Aim of the task: Write down every line of the data below without changing anything.

────────

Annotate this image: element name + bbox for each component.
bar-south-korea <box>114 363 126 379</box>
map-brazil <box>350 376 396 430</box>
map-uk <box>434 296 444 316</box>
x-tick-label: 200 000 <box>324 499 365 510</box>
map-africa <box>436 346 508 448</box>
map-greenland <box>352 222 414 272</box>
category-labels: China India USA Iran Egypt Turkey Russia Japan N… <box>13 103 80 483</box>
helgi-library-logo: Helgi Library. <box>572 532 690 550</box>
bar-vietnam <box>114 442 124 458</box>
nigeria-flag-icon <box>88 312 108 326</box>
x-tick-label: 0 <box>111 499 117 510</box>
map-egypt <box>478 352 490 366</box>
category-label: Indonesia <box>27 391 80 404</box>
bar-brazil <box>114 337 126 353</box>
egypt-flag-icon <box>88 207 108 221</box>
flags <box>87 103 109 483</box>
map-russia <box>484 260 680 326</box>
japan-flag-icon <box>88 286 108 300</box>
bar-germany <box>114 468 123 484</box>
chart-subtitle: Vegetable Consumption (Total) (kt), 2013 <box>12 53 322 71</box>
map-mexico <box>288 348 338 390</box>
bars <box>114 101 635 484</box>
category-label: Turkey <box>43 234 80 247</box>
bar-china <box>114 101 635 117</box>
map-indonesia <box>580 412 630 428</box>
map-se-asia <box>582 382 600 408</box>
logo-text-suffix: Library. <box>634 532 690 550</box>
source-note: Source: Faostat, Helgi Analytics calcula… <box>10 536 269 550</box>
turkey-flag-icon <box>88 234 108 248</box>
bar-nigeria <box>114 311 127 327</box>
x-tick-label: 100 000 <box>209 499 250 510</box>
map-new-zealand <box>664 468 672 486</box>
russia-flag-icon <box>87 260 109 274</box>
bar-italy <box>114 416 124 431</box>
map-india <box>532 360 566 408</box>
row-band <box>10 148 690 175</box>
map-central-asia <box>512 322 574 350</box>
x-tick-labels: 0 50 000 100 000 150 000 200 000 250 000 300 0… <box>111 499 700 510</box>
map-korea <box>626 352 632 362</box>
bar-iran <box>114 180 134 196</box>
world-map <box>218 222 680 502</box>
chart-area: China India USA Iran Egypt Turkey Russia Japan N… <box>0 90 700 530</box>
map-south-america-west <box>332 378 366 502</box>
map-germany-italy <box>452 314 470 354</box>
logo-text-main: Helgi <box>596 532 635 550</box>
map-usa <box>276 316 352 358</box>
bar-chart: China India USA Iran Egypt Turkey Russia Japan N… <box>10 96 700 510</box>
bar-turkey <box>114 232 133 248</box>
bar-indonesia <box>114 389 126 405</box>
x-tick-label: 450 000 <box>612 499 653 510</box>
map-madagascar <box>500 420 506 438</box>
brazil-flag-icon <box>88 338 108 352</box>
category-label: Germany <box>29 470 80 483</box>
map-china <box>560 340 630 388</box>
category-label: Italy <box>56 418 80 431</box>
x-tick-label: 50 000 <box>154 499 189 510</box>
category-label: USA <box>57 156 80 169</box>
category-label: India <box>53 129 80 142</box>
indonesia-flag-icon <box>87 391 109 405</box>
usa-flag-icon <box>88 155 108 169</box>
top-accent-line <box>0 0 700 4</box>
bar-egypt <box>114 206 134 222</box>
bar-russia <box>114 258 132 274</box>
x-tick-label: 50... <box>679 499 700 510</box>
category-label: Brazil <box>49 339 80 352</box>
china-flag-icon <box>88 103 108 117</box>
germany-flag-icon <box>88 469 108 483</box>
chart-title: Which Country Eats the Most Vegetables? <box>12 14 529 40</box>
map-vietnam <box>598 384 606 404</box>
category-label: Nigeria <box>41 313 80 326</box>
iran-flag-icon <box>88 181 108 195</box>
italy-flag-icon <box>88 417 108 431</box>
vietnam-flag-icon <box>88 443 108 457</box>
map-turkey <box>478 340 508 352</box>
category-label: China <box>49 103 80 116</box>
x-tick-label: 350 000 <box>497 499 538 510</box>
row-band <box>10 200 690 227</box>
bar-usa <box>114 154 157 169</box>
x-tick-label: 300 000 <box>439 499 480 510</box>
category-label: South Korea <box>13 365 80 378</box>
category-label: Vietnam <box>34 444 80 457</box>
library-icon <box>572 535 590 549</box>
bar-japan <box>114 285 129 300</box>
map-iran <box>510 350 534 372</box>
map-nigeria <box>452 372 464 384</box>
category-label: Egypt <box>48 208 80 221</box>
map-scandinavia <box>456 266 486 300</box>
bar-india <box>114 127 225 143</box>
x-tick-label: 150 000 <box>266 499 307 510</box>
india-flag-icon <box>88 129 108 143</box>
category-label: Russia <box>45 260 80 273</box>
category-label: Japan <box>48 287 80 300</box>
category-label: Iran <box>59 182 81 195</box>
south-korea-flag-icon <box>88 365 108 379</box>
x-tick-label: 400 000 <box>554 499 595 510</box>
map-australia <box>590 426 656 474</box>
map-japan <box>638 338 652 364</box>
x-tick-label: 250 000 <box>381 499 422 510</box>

────────

Reply:
Annotate this image: element name + bbox for each component.
bar-south-korea <box>114 363 126 379</box>
map-brazil <box>350 376 396 430</box>
map-uk <box>434 296 444 316</box>
x-tick-label: 200 000 <box>324 499 365 510</box>
map-africa <box>436 346 508 448</box>
map-greenland <box>352 222 414 272</box>
category-labels: China India USA Iran Egypt Turkey Russia Japan N… <box>13 103 80 483</box>
helgi-library-logo: Helgi Library. <box>572 532 690 550</box>
bar-vietnam <box>114 442 124 458</box>
nigeria-flag-icon <box>88 312 108 326</box>
x-tick-label: 0 <box>111 499 117 510</box>
map-egypt <box>478 352 490 366</box>
category-label: Indonesia <box>27 391 80 404</box>
bar-brazil <box>114 337 126 353</box>
egypt-flag-icon <box>88 207 108 221</box>
flags <box>87 103 109 483</box>
map-russia <box>484 260 680 326</box>
japan-flag-icon <box>88 286 108 300</box>
bar-germany <box>114 468 123 484</box>
chart-subtitle: Vegetable Consumption (Total) (kt), 2013 <box>12 53 322 71</box>
map-mexico <box>288 348 338 390</box>
bars <box>114 101 635 484</box>
category-label: Turkey <box>43 234 80 247</box>
bar-china <box>114 101 635 117</box>
map-indonesia <box>580 412 630 428</box>
map-se-asia <box>582 382 600 408</box>
logo-text-suffix: Library. <box>634 532 690 550</box>
source-note: Source: Faostat, Helgi Analytics calcula… <box>10 536 269 550</box>
turkey-flag-icon <box>88 234 108 248</box>
bar-nigeria <box>114 311 127 327</box>
x-tick-label: 100 000 <box>209 499 250 510</box>
map-new-zealand <box>664 468 672 486</box>
russia-flag-icon <box>87 260 109 274</box>
bar-italy <box>114 416 124 431</box>
map-india <box>532 360 566 408</box>
row-band <box>10 148 690 175</box>
map-central-asia <box>512 322 574 350</box>
x-tick-labels: 0 50 000 100 000 150 000 200 000 250 000 300 0… <box>111 499 700 510</box>
map-korea <box>626 352 632 362</box>
bar-iran <box>114 180 134 196</box>
world-map <box>218 222 680 502</box>
chart-area: China India USA Iran Egypt Turkey Russia Japan N… <box>0 90 700 530</box>
map-south-america-west <box>332 378 366 502</box>
map-germany-italy <box>452 314 470 354</box>
logo-text-main: Helgi <box>596 532 635 550</box>
map-usa <box>276 316 352 358</box>
bar-chart: China India USA Iran Egypt Turkey Russia Japan N… <box>10 96 700 510</box>
bar-turkey <box>114 232 133 248</box>
bar-indonesia <box>114 389 126 405</box>
x-tick-label: 450 000 <box>612 499 653 510</box>
map-madagascar <box>500 420 506 438</box>
brazil-flag-icon <box>88 338 108 352</box>
category-label: Germany <box>29 470 80 483</box>
map-china <box>560 340 630 388</box>
category-label: Italy <box>56 418 80 431</box>
x-tick-label: 50 000 <box>154 499 189 510</box>
category-label: USA <box>57 156 80 169</box>
category-label: India <box>53 129 80 142</box>
indonesia-flag-icon <box>87 391 109 405</box>
usa-flag-icon <box>88 155 108 169</box>
top-accent-line <box>0 0 700 4</box>
bar-egypt <box>114 206 134 222</box>
bar-russia <box>114 258 132 274</box>
x-tick-label: 50... <box>679 499 700 510</box>
category-label: Brazil <box>49 339 80 352</box>
china-flag-icon <box>88 103 108 117</box>
germany-flag-icon <box>88 469 108 483</box>
chart-title: Which Country Eats the Most Vegetables? <box>12 14 529 40</box>
map-vietnam <box>598 384 606 404</box>
category-label: Nigeria <box>41 313 80 326</box>
iran-flag-icon <box>88 181 108 195</box>
italy-flag-icon <box>88 417 108 431</box>
vietnam-flag-icon <box>88 443 108 457</box>
map-turkey <box>478 340 508 352</box>
category-label: China <box>49 103 80 116</box>
x-tick-label: 350 000 <box>497 499 538 510</box>
row-band <box>10 200 690 227</box>
bar-usa <box>114 154 157 169</box>
x-tick-label: 300 000 <box>439 499 480 510</box>
category-label: South Korea <box>13 365 80 378</box>
category-label: Vietnam <box>34 444 80 457</box>
library-icon <box>572 535 590 549</box>
bar-japan <box>114 285 129 300</box>
map-iran <box>510 350 534 372</box>
map-nigeria <box>452 372 464 384</box>
category-label: Egypt <box>48 208 80 221</box>
map-scandinavia <box>456 266 486 300</box>
bar-india <box>114 127 225 143</box>
x-tick-label: 150 000 <box>266 499 307 510</box>
india-flag-icon <box>88 129 108 143</box>
category-label: Russia <box>45 260 80 273</box>
category-label: Japan <box>48 287 80 300</box>
category-label: Iran <box>59 182 81 195</box>
south-korea-flag-icon <box>88 365 108 379</box>
x-tick-label: 400 000 <box>554 499 595 510</box>
map-australia <box>590 426 656 474</box>
map-japan <box>638 338 652 364</box>
x-tick-label: 250 000 <box>381 499 422 510</box>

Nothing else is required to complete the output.